PROBLEM. Pull every "Candidate" line out of the data below.
◇ ◇ ◇ ◇ ◇
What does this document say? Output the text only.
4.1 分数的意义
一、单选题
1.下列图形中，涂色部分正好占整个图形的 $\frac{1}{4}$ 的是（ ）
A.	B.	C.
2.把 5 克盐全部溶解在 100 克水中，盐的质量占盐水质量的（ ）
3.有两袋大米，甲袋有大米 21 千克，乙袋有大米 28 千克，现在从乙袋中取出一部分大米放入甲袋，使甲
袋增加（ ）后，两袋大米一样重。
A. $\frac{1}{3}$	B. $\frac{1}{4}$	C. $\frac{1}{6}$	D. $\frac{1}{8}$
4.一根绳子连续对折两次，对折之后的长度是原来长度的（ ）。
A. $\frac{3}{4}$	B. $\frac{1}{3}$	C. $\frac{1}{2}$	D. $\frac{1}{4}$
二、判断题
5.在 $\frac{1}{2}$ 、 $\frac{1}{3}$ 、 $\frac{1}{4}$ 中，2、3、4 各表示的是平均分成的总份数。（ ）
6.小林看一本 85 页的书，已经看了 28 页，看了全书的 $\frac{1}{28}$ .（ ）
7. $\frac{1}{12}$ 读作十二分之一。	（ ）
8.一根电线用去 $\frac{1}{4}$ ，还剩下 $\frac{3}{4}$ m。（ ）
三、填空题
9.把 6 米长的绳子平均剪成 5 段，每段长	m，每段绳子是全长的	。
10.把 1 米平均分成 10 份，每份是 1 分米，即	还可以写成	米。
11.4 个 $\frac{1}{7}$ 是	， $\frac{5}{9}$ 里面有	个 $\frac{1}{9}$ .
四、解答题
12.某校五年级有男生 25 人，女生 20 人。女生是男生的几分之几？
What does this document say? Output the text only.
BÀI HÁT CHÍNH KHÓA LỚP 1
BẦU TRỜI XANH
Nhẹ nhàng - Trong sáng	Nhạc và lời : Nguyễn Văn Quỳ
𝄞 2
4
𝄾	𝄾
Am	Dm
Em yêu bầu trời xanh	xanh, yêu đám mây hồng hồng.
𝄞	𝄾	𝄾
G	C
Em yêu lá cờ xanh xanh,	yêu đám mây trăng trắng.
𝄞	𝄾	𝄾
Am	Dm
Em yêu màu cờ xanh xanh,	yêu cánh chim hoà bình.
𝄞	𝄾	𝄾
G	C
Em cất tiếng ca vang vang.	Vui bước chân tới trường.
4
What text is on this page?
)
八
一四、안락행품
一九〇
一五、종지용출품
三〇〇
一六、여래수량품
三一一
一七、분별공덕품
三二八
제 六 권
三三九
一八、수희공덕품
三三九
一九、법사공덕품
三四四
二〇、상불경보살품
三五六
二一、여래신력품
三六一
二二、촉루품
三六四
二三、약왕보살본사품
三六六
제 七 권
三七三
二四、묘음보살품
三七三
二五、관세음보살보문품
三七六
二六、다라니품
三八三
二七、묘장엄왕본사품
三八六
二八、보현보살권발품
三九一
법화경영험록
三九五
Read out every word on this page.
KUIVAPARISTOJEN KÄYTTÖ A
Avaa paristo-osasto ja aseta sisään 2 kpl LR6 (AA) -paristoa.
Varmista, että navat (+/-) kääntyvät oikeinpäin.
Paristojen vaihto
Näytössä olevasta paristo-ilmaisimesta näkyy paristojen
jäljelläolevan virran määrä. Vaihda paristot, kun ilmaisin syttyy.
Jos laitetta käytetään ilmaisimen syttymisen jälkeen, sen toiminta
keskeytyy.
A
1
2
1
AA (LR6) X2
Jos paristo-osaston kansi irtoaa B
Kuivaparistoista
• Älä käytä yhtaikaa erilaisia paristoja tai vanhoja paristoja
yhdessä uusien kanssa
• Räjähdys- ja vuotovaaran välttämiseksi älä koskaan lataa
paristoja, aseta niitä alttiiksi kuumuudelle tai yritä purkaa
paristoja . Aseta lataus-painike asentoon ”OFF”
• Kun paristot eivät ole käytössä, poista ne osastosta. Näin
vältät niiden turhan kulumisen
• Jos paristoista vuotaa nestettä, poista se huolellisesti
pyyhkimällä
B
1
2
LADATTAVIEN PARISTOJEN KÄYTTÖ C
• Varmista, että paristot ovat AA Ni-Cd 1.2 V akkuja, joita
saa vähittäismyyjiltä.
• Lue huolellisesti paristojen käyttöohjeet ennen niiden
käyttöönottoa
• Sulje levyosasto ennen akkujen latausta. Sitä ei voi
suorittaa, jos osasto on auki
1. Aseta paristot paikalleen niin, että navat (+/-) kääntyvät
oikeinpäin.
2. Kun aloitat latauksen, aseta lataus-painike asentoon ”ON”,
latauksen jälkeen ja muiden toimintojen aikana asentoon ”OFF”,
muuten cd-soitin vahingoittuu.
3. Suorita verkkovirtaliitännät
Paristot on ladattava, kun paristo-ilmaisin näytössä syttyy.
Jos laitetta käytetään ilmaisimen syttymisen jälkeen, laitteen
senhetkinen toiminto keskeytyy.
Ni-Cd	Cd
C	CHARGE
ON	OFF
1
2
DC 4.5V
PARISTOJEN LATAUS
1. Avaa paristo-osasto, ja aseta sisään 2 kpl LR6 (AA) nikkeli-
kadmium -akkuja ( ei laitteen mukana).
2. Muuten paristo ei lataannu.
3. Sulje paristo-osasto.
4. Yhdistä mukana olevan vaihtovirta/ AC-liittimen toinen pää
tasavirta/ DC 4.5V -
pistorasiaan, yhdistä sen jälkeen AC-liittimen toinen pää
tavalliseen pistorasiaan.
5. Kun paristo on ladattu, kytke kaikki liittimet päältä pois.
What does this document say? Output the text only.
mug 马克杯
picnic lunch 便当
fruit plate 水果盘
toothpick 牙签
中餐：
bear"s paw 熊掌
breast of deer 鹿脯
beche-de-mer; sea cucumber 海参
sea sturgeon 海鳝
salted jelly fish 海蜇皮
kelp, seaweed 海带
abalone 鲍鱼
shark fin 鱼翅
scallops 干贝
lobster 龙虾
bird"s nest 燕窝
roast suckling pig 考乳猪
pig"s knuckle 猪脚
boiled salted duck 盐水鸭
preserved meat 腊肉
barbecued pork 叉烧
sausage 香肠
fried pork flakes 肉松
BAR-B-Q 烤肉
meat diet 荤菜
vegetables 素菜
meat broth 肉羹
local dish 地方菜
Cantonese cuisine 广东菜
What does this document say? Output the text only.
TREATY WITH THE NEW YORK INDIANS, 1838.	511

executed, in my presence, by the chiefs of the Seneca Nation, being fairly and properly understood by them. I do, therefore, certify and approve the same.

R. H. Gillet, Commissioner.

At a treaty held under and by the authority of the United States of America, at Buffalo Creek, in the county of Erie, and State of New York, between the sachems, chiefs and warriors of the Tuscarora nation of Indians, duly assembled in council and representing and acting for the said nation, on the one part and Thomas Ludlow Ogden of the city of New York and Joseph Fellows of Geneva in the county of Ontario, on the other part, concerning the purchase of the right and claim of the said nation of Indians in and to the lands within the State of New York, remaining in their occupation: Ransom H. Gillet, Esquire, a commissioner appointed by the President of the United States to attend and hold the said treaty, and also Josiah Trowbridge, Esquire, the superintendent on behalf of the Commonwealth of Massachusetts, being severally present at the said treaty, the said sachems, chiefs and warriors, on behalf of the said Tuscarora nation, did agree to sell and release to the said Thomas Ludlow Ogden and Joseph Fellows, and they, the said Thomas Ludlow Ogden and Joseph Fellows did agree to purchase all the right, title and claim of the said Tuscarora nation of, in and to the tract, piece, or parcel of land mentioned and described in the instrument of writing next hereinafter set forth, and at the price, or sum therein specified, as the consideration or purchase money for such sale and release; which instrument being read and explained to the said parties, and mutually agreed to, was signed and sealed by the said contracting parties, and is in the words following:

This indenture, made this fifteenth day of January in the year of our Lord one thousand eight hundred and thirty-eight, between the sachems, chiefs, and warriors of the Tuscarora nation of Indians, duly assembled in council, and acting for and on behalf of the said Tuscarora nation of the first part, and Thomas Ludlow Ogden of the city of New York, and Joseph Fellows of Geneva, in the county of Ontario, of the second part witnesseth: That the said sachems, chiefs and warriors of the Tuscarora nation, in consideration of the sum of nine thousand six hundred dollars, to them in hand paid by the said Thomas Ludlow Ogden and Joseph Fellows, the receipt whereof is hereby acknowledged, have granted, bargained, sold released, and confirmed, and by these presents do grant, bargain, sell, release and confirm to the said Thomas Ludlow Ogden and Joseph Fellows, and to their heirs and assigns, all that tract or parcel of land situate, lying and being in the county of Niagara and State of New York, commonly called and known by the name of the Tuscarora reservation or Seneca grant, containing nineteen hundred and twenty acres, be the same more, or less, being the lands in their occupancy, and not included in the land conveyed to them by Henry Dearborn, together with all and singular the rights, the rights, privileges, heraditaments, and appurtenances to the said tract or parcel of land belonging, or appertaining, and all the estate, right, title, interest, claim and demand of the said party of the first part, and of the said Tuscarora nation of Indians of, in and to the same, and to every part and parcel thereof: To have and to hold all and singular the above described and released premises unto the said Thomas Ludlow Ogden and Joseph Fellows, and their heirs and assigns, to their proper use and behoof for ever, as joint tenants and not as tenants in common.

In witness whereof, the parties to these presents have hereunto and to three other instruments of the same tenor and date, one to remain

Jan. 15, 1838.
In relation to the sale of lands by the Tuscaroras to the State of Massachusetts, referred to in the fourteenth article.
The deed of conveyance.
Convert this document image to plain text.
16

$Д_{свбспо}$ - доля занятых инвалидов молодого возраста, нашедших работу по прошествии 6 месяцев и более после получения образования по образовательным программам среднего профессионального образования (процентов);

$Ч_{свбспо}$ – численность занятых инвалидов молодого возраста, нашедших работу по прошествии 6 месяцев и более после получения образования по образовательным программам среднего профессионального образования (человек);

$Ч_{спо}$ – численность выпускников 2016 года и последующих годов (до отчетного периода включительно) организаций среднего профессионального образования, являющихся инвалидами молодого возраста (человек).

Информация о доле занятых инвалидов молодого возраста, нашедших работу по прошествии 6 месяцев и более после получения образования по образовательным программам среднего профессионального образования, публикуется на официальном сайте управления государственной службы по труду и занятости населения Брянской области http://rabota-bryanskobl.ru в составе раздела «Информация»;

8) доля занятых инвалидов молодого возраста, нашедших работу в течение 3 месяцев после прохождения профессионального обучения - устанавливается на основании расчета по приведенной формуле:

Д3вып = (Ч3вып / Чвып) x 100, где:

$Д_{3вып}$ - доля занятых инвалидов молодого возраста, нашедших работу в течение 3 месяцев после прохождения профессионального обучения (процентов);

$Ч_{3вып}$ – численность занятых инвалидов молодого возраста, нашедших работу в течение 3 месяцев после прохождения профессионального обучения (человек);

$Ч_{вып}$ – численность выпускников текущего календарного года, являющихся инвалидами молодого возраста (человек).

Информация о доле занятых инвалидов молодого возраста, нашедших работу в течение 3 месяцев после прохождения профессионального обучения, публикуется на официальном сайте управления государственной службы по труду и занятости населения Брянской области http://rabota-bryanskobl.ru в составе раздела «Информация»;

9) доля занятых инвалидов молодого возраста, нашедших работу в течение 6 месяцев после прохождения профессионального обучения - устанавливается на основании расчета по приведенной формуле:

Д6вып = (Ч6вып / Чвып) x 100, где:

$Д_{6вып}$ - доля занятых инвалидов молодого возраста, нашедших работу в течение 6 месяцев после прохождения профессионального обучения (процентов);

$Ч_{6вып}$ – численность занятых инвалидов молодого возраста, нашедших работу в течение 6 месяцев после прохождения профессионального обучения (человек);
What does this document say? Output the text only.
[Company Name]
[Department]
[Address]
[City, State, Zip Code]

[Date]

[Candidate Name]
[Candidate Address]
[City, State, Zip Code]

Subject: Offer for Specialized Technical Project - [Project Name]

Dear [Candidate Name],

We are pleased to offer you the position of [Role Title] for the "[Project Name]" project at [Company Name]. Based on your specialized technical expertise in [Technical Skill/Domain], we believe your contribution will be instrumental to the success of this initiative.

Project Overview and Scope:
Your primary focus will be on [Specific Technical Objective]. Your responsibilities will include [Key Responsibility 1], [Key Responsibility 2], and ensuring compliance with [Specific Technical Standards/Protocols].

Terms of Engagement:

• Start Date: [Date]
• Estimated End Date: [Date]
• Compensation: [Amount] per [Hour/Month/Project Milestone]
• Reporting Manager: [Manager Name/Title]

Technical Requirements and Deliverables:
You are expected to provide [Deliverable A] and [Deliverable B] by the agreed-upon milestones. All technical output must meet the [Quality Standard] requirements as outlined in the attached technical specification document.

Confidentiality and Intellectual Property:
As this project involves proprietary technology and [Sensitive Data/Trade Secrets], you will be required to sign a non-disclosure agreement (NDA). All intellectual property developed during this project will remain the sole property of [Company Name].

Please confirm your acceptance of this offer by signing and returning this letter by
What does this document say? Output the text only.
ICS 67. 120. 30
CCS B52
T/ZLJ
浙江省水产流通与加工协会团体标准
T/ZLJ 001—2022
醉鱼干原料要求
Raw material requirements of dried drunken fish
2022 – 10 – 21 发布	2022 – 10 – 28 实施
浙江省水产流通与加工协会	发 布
◇ ◇ ◇ ◇ ◇
FINISHED ANSWER.
[Candidate Name]
[Candidate Address]
Dear [Candidate Name],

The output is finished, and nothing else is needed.